▸ **INPUT DATA**:
- - - - -

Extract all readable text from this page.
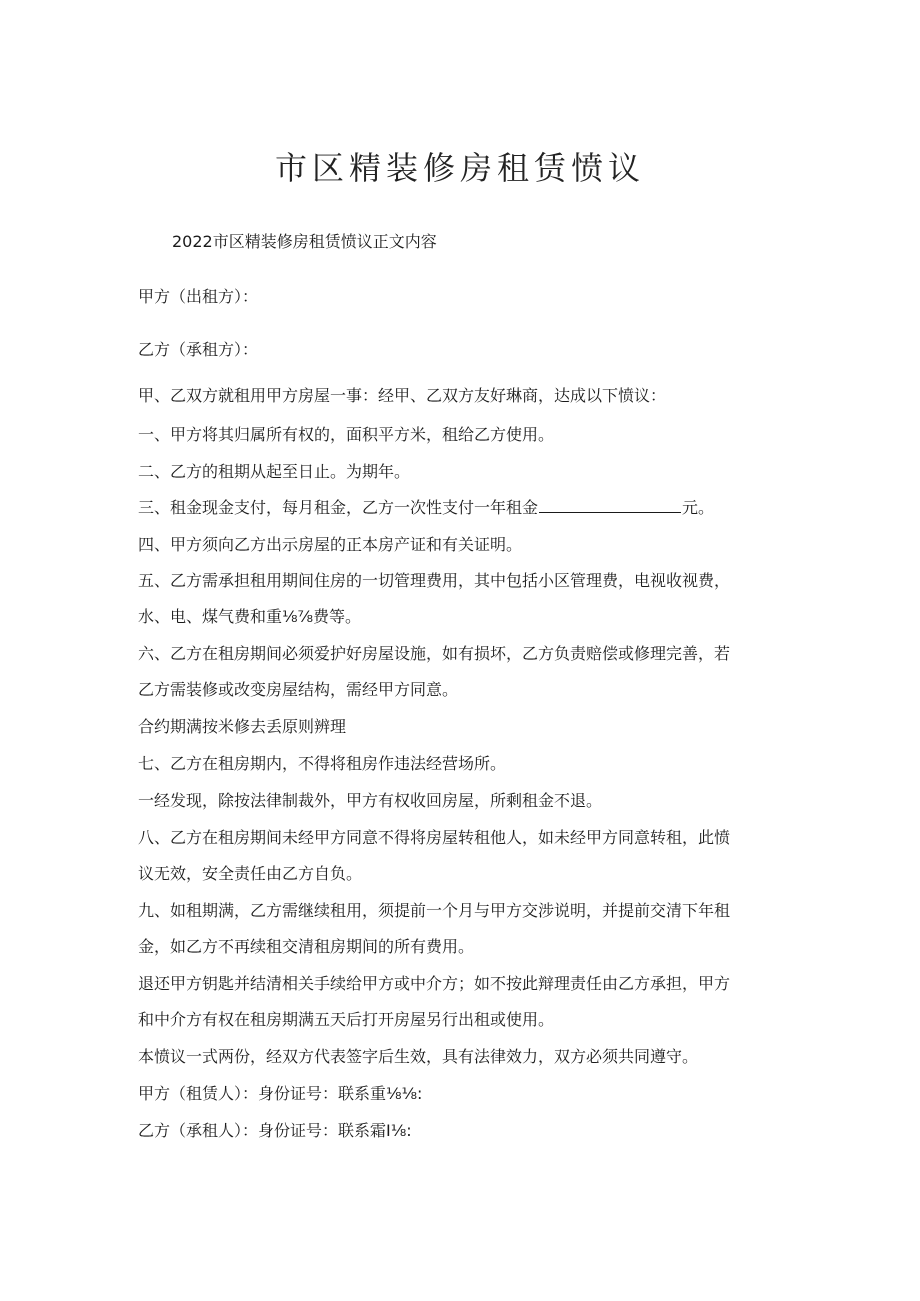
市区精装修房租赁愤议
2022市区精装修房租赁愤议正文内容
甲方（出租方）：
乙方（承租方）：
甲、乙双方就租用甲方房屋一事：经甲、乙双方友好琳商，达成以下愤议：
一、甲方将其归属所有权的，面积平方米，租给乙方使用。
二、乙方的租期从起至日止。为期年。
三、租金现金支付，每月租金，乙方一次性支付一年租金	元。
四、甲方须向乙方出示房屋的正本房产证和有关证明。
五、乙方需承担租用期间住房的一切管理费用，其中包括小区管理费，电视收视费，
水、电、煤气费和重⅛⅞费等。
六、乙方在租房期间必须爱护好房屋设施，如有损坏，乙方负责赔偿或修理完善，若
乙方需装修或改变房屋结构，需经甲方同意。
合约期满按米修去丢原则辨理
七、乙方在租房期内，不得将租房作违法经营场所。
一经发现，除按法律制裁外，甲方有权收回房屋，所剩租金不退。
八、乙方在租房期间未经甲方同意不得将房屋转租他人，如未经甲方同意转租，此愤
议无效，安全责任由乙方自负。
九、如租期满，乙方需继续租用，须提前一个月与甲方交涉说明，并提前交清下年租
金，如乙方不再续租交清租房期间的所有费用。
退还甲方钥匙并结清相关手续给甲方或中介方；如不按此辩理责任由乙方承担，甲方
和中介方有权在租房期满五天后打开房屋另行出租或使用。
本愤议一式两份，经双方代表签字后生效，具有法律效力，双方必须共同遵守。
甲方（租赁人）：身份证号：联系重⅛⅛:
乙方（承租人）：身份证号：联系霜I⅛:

- - - - -

▸ **CHALLENGE**: Repeat the material above verbatim, with no pictures in the output.

▸ **ANSWER FOR THIS EXERCISE**:
Extract all readable text from this page.
市区精装修房租赁愤议
2022市区精装修房租赁愤议正文内容
甲方（出租方）：
乙方（承租方）：
甲、乙双方就租用甲方房屋一事：经甲、乙双方友好琳商，达成以下愤议：
一、甲方将其归属所有权的，面积平方米，租给乙方使用。
二、乙方的租期从起至日止。为期年。
三、租金现金支付，每月租金，乙方一次性支付一年租金	元。
四、甲方须向乙方出示房屋的正本房产证和有关证明。
五、乙方需承担租用期间住房的一切管理费用，其中包括小区管理费，电视收视费，
水、电、煤气费和重⅛⅞费等。
六、乙方在租房期间必须爱护好房屋设施，如有损坏，乙方负责赔偿或修理完善，若
乙方需装修或改变房屋结构，需经甲方同意。
合约期满按米修去丢原则辨理
七、乙方在租房期内，不得将租房作违法经营场所。
一经发现，除按法律制裁外，甲方有权收回房屋，所剩租金不退。
八、乙方在租房期间未经甲方同意不得将房屋转租他人，如未经甲方同意转租，此愤
议无效，安全责任由乙方自负。
九、如租期满，乙方需继续租用，须提前一个月与甲方交涉说明，并提前交清下年租
金，如乙方不再续租交清租房期间的所有费用。
退还甲方钥匙并结清相关手续给甲方或中介方；如不按此辩理责任由乙方承担，甲方
和中介方有权在租房期满五天后打开房屋另行出租或使用。
本愤议一式两份，经双方代表签字后生效，具有法律效力，双方必须共同遵守。
甲方（租赁人）：身份证号：联系重⅛⅛:
乙方（承租人）：身份证号：联系霜I⅛:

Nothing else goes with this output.